**Information supplied:**
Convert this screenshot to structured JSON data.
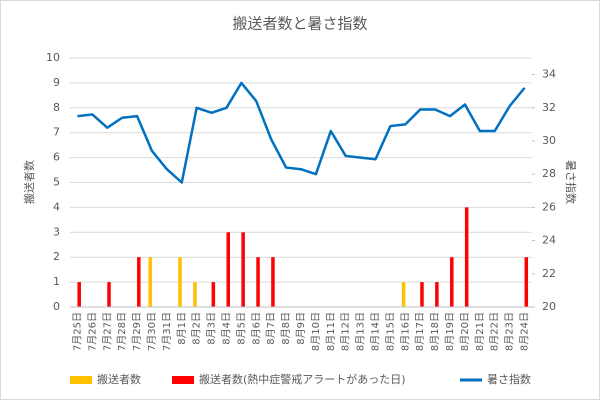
{
  "chart_data": {
    "type": "bar_line",
    "title": "搬送者数と暑さ指数",
    "y_label": "搬送者数",
    "y2_label": "暑さ指数",
    "categories": [
      "7月25日",
      "7月26日",
      "7月27日",
      "7月28日",
      "7月29日",
      "7月30日",
      "7月31日",
      "8月1日",
      "8月2日",
      "8月3日",
      "8月4日",
      "8月5日",
      "8月6日",
      "8月7日",
      "8月8日",
      "8月9日",
      "8月10日",
      "8月11日",
      "8月12日",
      "8月13日",
      "8月14日",
      "8月15日",
      "8月16日",
      "8月17日",
      "8月18日",
      "8月19日",
      "8月20日",
      "8月21日",
      "8月22日",
      "8月23日",
      "8月24日"
    ],
    "series": [
      {
        "name": "搬送者数",
        "color": "#ffc000",
        "type": "bar",
        "values": [
          0,
          0,
          0,
          0,
          0,
          2,
          0,
          2,
          1,
          0,
          0,
          0,
          0,
          0,
          0,
          0,
          0,
          0,
          0,
          0,
          0,
          0,
          1,
          0,
          0,
          0,
          0,
          0,
          0,
          0,
          0
        ]
      },
      {
        "name": "搬送者数(熱中症警戒アラートがあった日)",
        "color": "#ff0000",
        "type": "bar",
        "values": [
          1,
          0,
          1,
          0,
          2,
          0,
          0,
          0,
          0,
          1,
          3,
          3,
          2,
          2,
          0,
          0,
          0,
          0,
          0,
          0,
          0,
          0,
          0,
          1,
          1,
          2,
          4,
          0,
          0,
          0,
          2
        ]
      },
      {
        "name": "暑さ指数",
        "color": "#0070c0",
        "type": "line",
        "axis": "y2",
        "values": [
          31.5,
          31.6,
          30.8,
          31.4,
          31.5,
          29.4,
          28.3,
          27.5,
          32.0,
          31.7,
          32.0,
          33.5,
          32.4,
          30.1,
          28.4,
          28.3,
          28.0,
          30.6,
          29.1,
          29.0,
          28.9,
          30.9,
          31.0,
          31.9,
          31.9,
          31.5,
          32.2,
          30.6,
          30.6,
          32.1,
          33.2
        ]
      }
    ],
    "ylim": [
      0,
      10
    ],
    "yticks": [
      0,
      1,
      2,
      3,
      4,
      5,
      6,
      7,
      8,
      9,
      10
    ],
    "y2lim": [
      20,
      35
    ],
    "y2ticks": [
      20,
      22,
      24,
      26,
      28,
      30,
      32,
      34
    ],
    "legend": "bottom"
  }
}
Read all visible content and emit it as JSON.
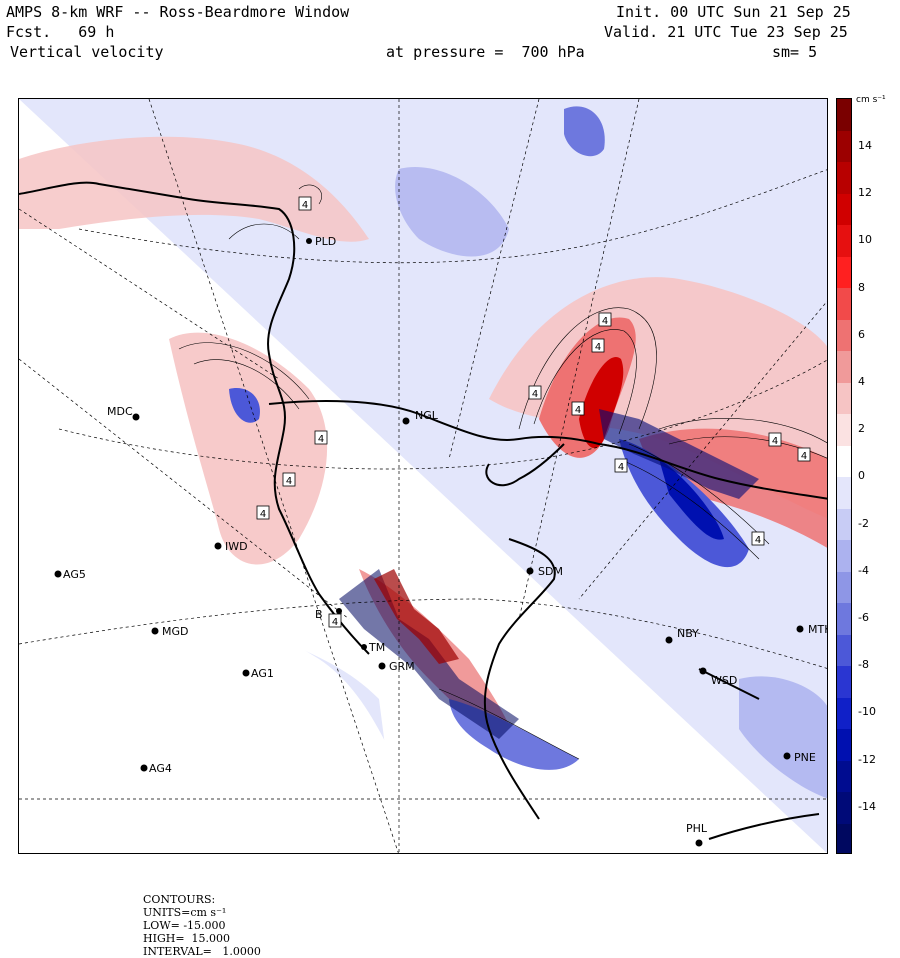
{
  "header": {
    "model_title": "AMPS 8-km WRF -- Ross-Beardmore Window",
    "init_label": "Init. 00 UTC Sun 21 Sep 25",
    "forecast_label": "Fcst.   69 h",
    "valid_label": "Valid. 21 UTC Tue 23 Sep 25",
    "field_label": "Vertical velocity",
    "pressure_label": "at pressure =  700 hPa",
    "smoothing_label": "sm= 5"
  },
  "colorbar": {
    "units_label": "cm s⁻¹",
    "ticks": [
      "14",
      "12",
      "10",
      "8",
      "6",
      "4",
      "2",
      "0",
      "-2",
      "-4",
      "-6",
      "-8",
      "-10",
      "-12",
      "-14"
    ],
    "colors": [
      "#7a0000",
      "#9c0000",
      "#b80000",
      "#d00000",
      "#e61010",
      "#ff2020",
      "#f24a4a",
      "#ee7272",
      "#f09a9a",
      "#f6c4c4",
      "#fbe2e2",
      "#ffffff",
      "#e4e6fb",
      "#c8ccf5",
      "#acb2ef",
      "#8e96e6",
      "#6e78de",
      "#4c58d8",
      "#2a36d2",
      "#1020c8",
      "#0010b0",
      "#000c90",
      "#000a78",
      "#000860"
    ]
  },
  "stations": [
    {
      "id": "MDC",
      "label": "MDC"
    },
    {
      "id": "NGL",
      "label": "NGL"
    },
    {
      "id": "IWD",
      "label": "IWD"
    },
    {
      "id": "AG5",
      "label": "AG5"
    },
    {
      "id": "SDM",
      "label": "SDM"
    },
    {
      "id": "MGD",
      "label": "MGD"
    },
    {
      "id": "AG1",
      "label": "AG1"
    },
    {
      "id": "NBY",
      "label": "NBY"
    },
    {
      "id": "MTK",
      "label": "MTK"
    },
    {
      "id": "GRM",
      "label": "GRM"
    },
    {
      "id": "WSD",
      "label": "WSD"
    },
    {
      "id": "AG4",
      "label": "AG4"
    },
    {
      "id": "PNE",
      "label": "PNE"
    },
    {
      "id": "PHL",
      "label": "PHL"
    },
    {
      "id": "PLD",
      "label": "PLD"
    },
    {
      "id": "BTM",
      "label": "TM"
    },
    {
      "id": "BEA",
      "label": "B"
    }
  ],
  "contour_labels": [
    "4",
    "4",
    "4",
    "4",
    "4",
    "4",
    "4",
    "4",
    "4",
    "4",
    "4",
    "4",
    "4"
  ],
  "footer": {
    "contours_label": "CONTOURS:",
    "units_label": "UNITS=cm s⁻¹",
    "low_label": "LOW= -15.000",
    "high_label": "HIGH=  15.000",
    "interval_label": "INTERVAL=   1.0000"
  }
}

**Exercise task:**
Return each line among the entries that holds the word "JSON".

**Full answer:**
Convert this screenshot to structured JSON data.
Read all visible content and emit it as JSON.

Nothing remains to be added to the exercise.